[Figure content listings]
-- begin --
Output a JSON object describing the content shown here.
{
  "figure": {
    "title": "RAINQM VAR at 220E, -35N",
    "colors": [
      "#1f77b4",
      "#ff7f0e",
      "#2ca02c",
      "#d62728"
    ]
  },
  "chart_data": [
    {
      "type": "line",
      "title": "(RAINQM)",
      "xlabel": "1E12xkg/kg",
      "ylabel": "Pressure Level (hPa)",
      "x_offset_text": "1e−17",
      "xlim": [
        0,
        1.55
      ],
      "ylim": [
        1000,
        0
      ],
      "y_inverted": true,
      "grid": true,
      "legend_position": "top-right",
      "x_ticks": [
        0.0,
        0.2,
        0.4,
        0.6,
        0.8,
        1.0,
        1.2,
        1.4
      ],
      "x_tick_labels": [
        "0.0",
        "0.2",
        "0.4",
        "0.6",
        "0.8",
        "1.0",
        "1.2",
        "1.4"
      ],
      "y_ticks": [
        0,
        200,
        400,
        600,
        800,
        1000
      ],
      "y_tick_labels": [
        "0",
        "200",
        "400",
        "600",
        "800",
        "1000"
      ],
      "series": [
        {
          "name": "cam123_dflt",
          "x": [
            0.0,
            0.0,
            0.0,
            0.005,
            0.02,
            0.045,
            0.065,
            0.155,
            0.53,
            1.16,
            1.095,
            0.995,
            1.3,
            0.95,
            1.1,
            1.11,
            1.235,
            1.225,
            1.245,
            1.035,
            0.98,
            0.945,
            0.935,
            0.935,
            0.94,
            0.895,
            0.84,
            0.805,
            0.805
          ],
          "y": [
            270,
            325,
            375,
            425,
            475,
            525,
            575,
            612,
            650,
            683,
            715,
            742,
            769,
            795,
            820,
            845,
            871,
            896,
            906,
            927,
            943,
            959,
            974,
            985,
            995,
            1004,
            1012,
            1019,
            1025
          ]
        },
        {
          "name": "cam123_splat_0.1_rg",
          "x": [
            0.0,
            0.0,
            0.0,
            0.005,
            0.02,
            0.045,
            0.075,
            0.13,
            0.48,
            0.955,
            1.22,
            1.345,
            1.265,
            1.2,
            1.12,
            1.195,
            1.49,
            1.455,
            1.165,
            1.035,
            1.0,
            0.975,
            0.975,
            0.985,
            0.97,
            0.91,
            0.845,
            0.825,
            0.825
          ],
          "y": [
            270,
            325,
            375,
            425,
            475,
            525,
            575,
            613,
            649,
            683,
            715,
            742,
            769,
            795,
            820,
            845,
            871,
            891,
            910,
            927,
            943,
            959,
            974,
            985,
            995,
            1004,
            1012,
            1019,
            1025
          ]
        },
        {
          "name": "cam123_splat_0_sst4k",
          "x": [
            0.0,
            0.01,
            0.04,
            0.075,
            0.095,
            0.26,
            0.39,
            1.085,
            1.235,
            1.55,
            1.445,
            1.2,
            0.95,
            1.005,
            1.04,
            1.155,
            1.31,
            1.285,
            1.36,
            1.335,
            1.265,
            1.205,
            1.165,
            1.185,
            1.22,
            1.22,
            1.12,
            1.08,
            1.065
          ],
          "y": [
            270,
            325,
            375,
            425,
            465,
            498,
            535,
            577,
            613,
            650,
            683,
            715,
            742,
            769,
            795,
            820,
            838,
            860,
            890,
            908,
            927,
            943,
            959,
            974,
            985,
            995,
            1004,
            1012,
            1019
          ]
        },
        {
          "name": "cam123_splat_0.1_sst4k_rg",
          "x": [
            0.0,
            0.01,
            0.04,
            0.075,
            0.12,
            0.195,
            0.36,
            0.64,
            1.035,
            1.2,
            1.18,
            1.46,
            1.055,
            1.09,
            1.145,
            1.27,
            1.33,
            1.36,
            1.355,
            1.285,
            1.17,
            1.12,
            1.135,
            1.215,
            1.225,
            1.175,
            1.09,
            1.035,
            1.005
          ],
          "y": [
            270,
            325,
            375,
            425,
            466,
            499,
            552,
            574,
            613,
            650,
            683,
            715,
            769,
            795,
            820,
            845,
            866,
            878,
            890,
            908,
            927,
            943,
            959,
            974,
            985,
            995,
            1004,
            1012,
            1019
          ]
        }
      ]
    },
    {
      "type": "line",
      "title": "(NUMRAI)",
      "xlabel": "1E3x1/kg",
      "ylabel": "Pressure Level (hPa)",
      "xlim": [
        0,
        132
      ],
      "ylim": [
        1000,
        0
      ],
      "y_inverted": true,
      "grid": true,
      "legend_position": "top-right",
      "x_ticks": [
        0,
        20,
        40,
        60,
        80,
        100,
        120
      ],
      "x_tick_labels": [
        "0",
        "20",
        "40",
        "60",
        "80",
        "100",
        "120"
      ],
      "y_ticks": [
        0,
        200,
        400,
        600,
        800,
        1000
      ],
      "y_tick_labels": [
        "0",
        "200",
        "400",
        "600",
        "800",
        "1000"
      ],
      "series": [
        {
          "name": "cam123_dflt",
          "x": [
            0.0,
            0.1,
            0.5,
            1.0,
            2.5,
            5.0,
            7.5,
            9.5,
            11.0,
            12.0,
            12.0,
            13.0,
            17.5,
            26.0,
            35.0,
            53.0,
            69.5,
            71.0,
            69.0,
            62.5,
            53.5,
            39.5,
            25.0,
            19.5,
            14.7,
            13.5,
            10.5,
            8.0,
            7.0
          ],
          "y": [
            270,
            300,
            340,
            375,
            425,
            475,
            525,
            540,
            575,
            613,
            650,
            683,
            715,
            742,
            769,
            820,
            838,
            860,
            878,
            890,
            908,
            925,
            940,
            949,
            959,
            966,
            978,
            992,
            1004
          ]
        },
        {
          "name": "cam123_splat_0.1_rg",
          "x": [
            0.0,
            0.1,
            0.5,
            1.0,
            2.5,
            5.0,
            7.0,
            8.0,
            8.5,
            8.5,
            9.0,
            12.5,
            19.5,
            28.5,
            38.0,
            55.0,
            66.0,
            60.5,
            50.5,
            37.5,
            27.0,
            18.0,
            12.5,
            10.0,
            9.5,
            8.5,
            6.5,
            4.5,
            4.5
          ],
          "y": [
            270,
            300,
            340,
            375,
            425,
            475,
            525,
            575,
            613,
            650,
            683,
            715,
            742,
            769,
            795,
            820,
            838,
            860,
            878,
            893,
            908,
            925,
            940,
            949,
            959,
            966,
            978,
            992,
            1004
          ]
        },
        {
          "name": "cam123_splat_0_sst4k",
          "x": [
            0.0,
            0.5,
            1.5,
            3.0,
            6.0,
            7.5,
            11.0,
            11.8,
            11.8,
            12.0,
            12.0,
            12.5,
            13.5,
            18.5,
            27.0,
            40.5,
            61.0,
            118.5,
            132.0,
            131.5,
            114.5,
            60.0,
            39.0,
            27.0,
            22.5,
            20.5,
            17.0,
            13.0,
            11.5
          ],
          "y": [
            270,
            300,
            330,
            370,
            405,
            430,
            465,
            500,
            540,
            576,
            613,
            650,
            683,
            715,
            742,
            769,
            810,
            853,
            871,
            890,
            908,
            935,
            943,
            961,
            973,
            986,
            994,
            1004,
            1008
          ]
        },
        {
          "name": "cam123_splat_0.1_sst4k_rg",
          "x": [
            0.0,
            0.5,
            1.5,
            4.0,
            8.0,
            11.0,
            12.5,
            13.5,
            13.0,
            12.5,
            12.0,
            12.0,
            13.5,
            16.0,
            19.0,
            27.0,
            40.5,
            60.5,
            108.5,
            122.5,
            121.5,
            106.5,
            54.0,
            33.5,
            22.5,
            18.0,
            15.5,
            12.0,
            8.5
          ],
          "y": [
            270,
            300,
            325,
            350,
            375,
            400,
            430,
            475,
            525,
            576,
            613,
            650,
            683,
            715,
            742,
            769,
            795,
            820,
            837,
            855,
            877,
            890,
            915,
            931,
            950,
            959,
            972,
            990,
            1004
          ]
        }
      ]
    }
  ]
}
-- end --
*Short problem*
Identify the lines above with the word "title". Copy them.

*Output of the exercise*
    "title": "RAINQM VAR at 220E, -35N",
      "title": "(RAINQM)",
      "title": "(NUMRAI)",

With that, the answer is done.